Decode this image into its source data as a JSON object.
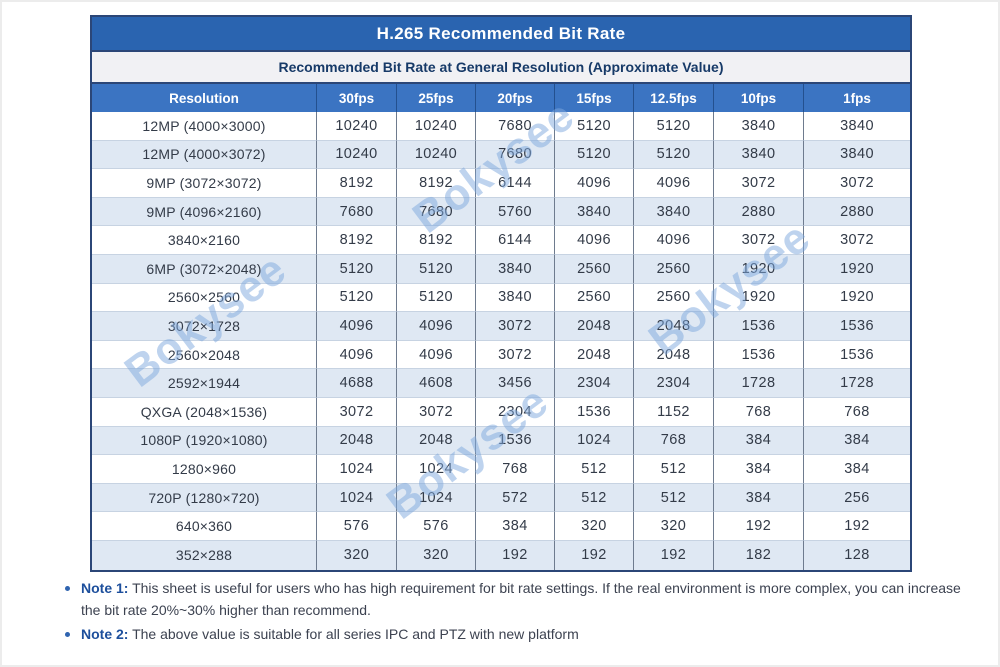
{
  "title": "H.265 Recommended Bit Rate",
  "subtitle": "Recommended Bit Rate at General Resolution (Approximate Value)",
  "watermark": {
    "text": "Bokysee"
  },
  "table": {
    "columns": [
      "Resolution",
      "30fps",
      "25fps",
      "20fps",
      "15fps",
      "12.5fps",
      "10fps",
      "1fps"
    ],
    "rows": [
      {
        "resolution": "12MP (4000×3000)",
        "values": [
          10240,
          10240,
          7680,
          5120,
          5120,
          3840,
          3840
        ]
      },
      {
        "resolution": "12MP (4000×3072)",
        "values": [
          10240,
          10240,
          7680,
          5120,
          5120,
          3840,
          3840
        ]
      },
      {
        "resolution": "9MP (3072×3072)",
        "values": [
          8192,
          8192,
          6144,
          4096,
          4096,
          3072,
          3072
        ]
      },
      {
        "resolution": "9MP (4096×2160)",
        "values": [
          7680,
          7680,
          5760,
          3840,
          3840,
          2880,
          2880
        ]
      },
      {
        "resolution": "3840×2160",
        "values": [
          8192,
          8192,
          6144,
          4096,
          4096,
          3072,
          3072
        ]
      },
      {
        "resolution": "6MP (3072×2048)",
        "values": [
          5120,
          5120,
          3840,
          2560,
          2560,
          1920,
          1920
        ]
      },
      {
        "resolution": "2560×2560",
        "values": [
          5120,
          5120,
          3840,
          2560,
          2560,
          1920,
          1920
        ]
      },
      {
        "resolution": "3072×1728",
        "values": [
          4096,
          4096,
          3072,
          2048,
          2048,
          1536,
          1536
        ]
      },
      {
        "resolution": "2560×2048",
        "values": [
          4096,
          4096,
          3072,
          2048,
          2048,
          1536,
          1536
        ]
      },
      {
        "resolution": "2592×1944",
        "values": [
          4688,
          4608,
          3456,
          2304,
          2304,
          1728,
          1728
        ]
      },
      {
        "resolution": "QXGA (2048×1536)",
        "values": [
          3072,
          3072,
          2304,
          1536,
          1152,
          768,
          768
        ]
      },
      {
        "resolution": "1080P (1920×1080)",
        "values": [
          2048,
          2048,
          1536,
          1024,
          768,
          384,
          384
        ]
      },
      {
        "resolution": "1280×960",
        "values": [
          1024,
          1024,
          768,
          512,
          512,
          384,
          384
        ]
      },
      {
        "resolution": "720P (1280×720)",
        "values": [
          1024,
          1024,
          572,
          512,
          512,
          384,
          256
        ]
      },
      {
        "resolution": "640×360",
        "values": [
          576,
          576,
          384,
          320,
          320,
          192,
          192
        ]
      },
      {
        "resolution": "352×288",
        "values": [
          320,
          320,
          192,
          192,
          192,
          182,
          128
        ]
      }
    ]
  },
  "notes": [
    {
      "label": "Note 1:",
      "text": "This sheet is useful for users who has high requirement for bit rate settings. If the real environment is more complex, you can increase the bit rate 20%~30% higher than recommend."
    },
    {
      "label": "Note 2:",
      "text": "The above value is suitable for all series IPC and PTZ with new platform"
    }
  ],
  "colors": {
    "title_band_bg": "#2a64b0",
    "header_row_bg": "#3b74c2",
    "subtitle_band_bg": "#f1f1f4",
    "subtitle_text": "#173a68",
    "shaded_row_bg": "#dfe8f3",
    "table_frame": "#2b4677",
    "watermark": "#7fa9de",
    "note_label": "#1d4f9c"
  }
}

#### TASK STATEMENT:
Copy every single line of the material above that holds "Recommended".

#### RESULT OF THIS EXERCISE:
  "title": "H.265 Recommended Bit Rate",
  "subtitle": "Recommended Bit Rate at General Resolution (Approximate Value)",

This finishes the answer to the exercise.